#### Requirements:
All lines in the data bearing the string "para" should be identified and copied.

#### Records for the exercise:
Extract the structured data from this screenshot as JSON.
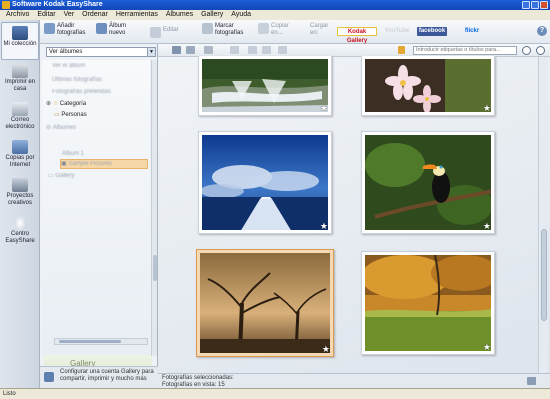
{
  "window": {
    "title": "Software Kodak EasyShare"
  },
  "menu": [
    "Archivo",
    "Editar",
    "Ver",
    "Ordenar",
    "Herramientas",
    "Álbumes",
    "Gallery",
    "Ayuda"
  ],
  "nav": [
    {
      "label": "Mi colección",
      "icon": "my-collection-icon"
    },
    {
      "label": "Imprimir en casa",
      "icon": "printer-icon"
    },
    {
      "label": "Correo electrónico",
      "icon": "email-icon"
    },
    {
      "label": "Copias por Internet",
      "icon": "online-prints-icon"
    },
    {
      "label": "Proyectos creativos",
      "icon": "creative-projects-icon"
    },
    {
      "label": "Centro EasyShare",
      "icon": "lightbulb-icon"
    }
  ],
  "toolbar": {
    "add_photos": "Añadir fotografías",
    "new_album": "Álbum nuevo",
    "edit": "Editar",
    "tag_photos": "Marcar fotografías",
    "copy_to": "Copiar en...",
    "upload_to": "Cargar en:",
    "brands": [
      "Kodak Gallery",
      "YouTube",
      "facebook",
      "flickr"
    ]
  },
  "leftpanel": {
    "album_select": "Ver álbumes",
    "tree_blurred": [
      "Ver el álbum",
      "Últimas fotografías",
      "Fotografías preferidas"
    ],
    "categoria": "Categoría",
    "personas": "Personas",
    "albums_node": "Álbumes",
    "album_child": "Álbum 1",
    "sample_album": "Sample Pictures",
    "gallery_node": "Gallery",
    "gallery_banner": "Gallery",
    "promo": "Configurar una cuenta Gallery para compartir, imprimir y mucho más"
  },
  "main": {
    "search_placeholder": "Introducir etiquetas o títulos para...",
    "selected_label": "Fotografías seleccionadas:",
    "in_view_label": "Fotografías en vista:",
    "in_view_count": "15"
  },
  "photos": [
    {
      "name": "waterfall",
      "selected": false
    },
    {
      "name": "frangipani-flowers",
      "selected": false
    },
    {
      "name": "pier-sunset",
      "selected": false
    },
    {
      "name": "toucan",
      "selected": false
    },
    {
      "name": "autumn-trees",
      "selected": true
    },
    {
      "name": "autumn-meadow",
      "selected": false
    }
  ],
  "status": {
    "text": "Listo"
  },
  "colors": {
    "title": "#1c5fd8",
    "selection": "#f4d9b4",
    "accent": "#e6b470"
  }
}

#### Solution to this task:
    "promo": "Configurar una cuenta Gallery para compartir, imprimir y mucho más"
    "search_placeholder": "Introducir etiquetas o títulos para...",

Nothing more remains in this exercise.